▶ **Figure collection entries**

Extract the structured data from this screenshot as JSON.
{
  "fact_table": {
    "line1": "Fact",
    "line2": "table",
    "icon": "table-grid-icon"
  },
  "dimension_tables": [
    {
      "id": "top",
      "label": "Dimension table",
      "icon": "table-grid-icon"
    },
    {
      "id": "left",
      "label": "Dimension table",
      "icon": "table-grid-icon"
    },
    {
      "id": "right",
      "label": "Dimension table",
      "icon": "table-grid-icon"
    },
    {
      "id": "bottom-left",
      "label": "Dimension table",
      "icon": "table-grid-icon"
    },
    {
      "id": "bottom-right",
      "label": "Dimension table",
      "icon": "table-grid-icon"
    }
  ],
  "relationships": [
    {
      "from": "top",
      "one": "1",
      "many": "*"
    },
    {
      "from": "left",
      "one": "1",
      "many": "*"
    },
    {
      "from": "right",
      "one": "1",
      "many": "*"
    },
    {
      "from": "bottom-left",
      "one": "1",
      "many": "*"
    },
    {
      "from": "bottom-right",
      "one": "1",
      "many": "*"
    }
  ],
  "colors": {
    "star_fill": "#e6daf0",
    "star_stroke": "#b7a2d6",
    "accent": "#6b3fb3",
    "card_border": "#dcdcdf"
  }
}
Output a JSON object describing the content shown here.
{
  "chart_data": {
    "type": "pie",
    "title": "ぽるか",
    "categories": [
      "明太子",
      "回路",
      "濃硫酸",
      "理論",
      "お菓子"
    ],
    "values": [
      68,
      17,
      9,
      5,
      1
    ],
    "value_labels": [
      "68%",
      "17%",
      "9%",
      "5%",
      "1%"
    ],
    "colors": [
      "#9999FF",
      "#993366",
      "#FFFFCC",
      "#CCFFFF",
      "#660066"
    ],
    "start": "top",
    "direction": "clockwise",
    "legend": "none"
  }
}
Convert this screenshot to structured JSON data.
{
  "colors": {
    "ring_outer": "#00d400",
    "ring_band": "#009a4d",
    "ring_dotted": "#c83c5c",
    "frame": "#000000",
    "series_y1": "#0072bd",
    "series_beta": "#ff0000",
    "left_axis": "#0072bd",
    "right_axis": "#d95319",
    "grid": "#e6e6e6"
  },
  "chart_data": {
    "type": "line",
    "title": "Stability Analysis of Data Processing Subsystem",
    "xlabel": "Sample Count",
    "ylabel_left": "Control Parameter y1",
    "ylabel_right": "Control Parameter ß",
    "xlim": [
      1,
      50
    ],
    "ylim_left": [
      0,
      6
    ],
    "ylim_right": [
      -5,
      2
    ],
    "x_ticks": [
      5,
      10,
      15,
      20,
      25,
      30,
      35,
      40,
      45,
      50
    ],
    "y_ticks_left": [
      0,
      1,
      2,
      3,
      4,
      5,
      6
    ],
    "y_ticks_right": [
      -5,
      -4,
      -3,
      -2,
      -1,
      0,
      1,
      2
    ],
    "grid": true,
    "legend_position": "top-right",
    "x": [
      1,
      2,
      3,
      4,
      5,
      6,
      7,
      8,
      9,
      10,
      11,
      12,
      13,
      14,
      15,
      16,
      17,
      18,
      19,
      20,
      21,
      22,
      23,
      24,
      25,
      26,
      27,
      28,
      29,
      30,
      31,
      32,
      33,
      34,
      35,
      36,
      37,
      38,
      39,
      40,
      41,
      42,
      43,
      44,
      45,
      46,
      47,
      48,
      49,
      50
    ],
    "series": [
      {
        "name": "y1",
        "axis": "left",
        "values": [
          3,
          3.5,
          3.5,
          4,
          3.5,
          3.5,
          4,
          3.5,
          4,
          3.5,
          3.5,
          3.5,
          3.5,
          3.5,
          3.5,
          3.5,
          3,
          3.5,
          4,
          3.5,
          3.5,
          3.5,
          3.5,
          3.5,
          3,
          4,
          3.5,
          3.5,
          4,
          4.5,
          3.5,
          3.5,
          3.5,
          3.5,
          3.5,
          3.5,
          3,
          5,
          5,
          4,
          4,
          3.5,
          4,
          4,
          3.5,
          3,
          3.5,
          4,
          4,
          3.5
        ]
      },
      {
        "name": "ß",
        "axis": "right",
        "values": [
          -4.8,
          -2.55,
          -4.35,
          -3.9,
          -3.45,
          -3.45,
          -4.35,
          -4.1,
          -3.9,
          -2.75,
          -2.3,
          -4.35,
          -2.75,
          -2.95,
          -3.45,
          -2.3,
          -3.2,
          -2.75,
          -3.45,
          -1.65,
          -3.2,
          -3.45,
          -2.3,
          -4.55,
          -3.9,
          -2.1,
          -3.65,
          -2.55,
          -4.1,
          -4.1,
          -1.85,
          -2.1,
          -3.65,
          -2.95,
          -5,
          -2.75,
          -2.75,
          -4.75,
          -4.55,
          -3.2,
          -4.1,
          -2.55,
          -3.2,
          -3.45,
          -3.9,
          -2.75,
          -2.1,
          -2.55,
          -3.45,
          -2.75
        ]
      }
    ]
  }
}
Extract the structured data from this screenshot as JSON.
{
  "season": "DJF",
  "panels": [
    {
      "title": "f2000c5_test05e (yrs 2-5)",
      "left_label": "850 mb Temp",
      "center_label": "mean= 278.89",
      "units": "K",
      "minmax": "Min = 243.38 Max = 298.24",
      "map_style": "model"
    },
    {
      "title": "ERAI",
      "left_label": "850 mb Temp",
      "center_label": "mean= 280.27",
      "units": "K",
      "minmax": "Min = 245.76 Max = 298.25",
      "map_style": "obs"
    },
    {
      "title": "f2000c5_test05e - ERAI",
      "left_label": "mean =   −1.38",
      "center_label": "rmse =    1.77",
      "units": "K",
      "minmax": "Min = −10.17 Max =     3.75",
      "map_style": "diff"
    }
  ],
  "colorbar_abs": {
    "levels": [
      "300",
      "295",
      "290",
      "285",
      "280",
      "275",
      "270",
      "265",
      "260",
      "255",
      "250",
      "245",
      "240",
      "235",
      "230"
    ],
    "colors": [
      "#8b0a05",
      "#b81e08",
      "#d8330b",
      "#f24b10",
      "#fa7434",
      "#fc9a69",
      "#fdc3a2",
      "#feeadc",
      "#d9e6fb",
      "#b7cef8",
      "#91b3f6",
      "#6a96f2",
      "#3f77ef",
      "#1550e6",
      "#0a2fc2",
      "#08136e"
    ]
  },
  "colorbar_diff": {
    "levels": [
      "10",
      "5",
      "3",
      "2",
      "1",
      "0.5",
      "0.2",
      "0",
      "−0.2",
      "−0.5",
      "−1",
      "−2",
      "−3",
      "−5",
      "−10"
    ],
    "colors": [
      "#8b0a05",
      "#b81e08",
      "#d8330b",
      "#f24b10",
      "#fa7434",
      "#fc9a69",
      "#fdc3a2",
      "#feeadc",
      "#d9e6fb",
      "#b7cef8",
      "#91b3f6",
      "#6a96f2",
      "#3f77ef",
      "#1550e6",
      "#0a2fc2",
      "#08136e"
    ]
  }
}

▶ **OBJECTIVE**
All of the data needs to be reproduced exactly, with no line missing.

▶ **FINISHED EXERCISE**
Extract the structured data from this screenshot as JSON.
{
  "fact_table": {
    "line1": "Fact",
    "line2": "table",
    "icon": "table-grid-icon"
  },
  "dimension_tables": [
    {
      "id": "top",
      "label": "Dimension table",
      "icon": "table-grid-icon"
    },
    {
      "id": "left",
      "label": "Dimension table",
      "icon": "table-grid-icon"
    },
    {
      "id": "right",
      "label": "Dimension table",
      "icon": "table-grid-icon"
    },
    {
      "id": "bottom-left",
      "label": "Dimension table",
      "icon": "table-grid-icon"
    },
    {
      "id": "bottom-right",
      "label": "Dimension table",
      "icon": "table-grid-icon"
    }
  ],
  "relationships": [
    {
      "from": "top",
      "one": "1",
      "many": "*"
    },
    {
      "from": "left",
      "one": "1",
      "many": "*"
    },
    {
      "from": "right",
      "one": "1",
      "many": "*"
    },
    {
      "from": "bottom-left",
      "one": "1",
      "many": "*"
    },
    {
      "from": "bottom-right",
      "one": "1",
      "many": "*"
    }
  ],
  "colors": {
    "star_fill": "#e6daf0",
    "star_stroke": "#b7a2d6",
    "accent": "#6b3fb3",
    "card_border": "#dcdcdf"
  }
}
Output a JSON object describing the content shown here.
{
  "chart_data": {
    "type": "pie",
    "title": "ぽるか",
    "categories": [
      "明太子",
      "回路",
      "濃硫酸",
      "理論",
      "お菓子"
    ],
    "values": [
      68,
      17,
      9,
      5,
      1
    ],
    "value_labels": [
      "68%",
      "17%",
      "9%",
      "5%",
      "1%"
    ],
    "colors": [
      "#9999FF",
      "#993366",
      "#FFFFCC",
      "#CCFFFF",
      "#660066"
    ],
    "start": "top",
    "direction": "clockwise",
    "legend": "none"
  }
}
Convert this screenshot to structured JSON data.
{
  "colors": {
    "ring_outer": "#00d400",
    "ring_band": "#009a4d",
    "ring_dotted": "#c83c5c",
    "frame": "#000000",
    "series_y1": "#0072bd",
    "series_beta": "#ff0000",
    "left_axis": "#0072bd",
    "right_axis": "#d95319",
    "grid": "#e6e6e6"
  },
  "chart_data": {
    "type": "line",
    "title": "Stability Analysis of Data Processing Subsystem",
    "xlabel": "Sample Count",
    "ylabel_left": "Control Parameter y1",
    "ylabel_right": "Control Parameter ß",
    "xlim": [
      1,
      50
    ],
    "ylim_left": [
      0,
      6
    ],
    "ylim_right": [
      -5,
      2
    ],
    "x_ticks": [
      5,
      10,
      15,
      20,
      25,
      30,
      35,
      40,
      45,
      50
    ],
    "y_ticks_left": [
      0,
      1,
      2,
      3,
      4,
      5,
      6
    ],
    "y_ticks_right": [
      -5,
      -4,
      -3,
      -2,
      -1,
      0,
      1,
      2
    ],
    "grid": true,
    "legend_position": "top-right",
    "x": [
      1,
      2,
      3,
      4,
      5,
      6,
      7,
      8,
      9,
      10,
      11,
      12,
      13,
      14,
      15,
      16,
      17,
      18,
      19,
      20,
      21,
      22,
      23,
      24,
      25,
      26,
      27,
      28,
      29,
      30,
      31,
      32,
      33,
      34,
      35,
      36,
      37,
      38,
      39,
      40,
      41,
      42,
      43,
      44,
      45,
      46,
      47,
      48,
      49,
      50
    ],
    "series": [
      {
        "name": "y1",
        "axis": "left",
        "values": [
          3,
          3.5,
          3.5,
          4,
          3.5,
          3.5,
          4,
          3.5,
          4,
          3.5,
          3.5,
          3.5,
          3.5,
          3.5,
          3.5,
          3.5,
          3,
          3.5,
          4,
          3.5,
          3.5,
          3.5,
          3.5,
          3.5,
          3,
          4,
          3.5,
          3.5,
          4,
          4.5,
          3.5,
          3.5,
          3.5,
          3.5,
          3.5,
          3.5,
          3,
          5,
          5,
          4,
          4,
          3.5,
          4,
          4,
          3.5,
          3,
          3.5,
          4,
          4,
          3.5
        ]
      },
      {
        "name": "ß",
        "axis": "right",
        "values": [
          -4.8,
          -2.55,
          -4.35,
          -3.9,
          -3.45,
          -3.45,
          -4.35,
          -4.1,
          -3.9,
          -2.75,
          -2.3,
          -4.35,
          -2.75,
          -2.95,
          -3.45,
          -2.3,
          -3.2,
          -2.75,
          -3.45,
          -1.65,
          -3.2,
          -3.45,
          -2.3,
          -4.55,
          -3.9,
          -2.1,
          -3.65,
          -2.55,
          -4.1,
          -4.1,
          -1.85,
          -2.1,
          -3.65,
          -2.95,
          -5,
          -2.75,
          -2.75,
          -4.75,
          -4.55,
          -3.2,
          -4.1,
          -2.55,
          -3.2,
          -3.45,
          -3.9,
          -2.75,
          -2.1,
          -2.55,
          -3.45,
          -2.75
        ]
      }
    ]
  }
}
Extract the structured data from this screenshot as JSON.
{
  "season": "DJF",
  "panels": [
    {
      "title": "f2000c5_test05e (yrs 2-5)",
      "left_label": "850 mb Temp",
      "center_label": "mean= 278.89",
      "units": "K",
      "minmax": "Min = 243.38 Max = 298.24",
      "map_style": "model"
    },
    {
      "title": "ERAI",
      "left_label": "850 mb Temp",
      "center_label": "mean= 280.27",
      "units": "K",
      "minmax": "Min = 245.76 Max = 298.25",
      "map_style": "obs"
    },
    {
      "title": "f2000c5_test05e - ERAI",
      "left_label": "mean =   −1.38",
      "center_label": "rmse =    1.77",
      "units": "K",
      "minmax": "Min = −10.17 Max =     3.75",
      "map_style": "diff"
    }
  ],
  "colorbar_abs": {
    "levels": [
      "300",
      "295",
      "290",
      "285",
      "280",
      "275",
      "270",
      "265",
      "260",
      "255",
      "250",
      "245",
      "240",
      "235",
      "230"
    ],
    "colors": [
      "#8b0a05",
      "#b81e08",
      "#d8330b",
      "#f24b10",
      "#fa7434",
      "#fc9a69",
      "#fdc3a2",
      "#feeadc",
      "#d9e6fb",
      "#b7cef8",
      "#91b3f6",
      "#6a96f2",
      "#3f77ef",
      "#1550e6",
      "#0a2fc2",
      "#08136e"
    ]
  },
  "colorbar_diff": {
    "levels": [
      "10",
      "5",
      "3",
      "2",
      "1",
      "0.5",
      "0.2",
      "0",
      "−0.2",
      "−0.5",
      "−1",
      "−2",
      "−3",
      "−5",
      "−10"
    ],
    "colors": [
      "#8b0a05",
      "#b81e08",
      "#d8330b",
      "#f24b10",
      "#fa7434",
      "#fc9a69",
      "#fdc3a2",
      "#feeadc",
      "#d9e6fb",
      "#b7cef8",
      "#91b3f6",
      "#6a96f2",
      "#3f77ef",
      "#1550e6",
      "#0a2fc2",
      "#08136e"
    ]
  }
}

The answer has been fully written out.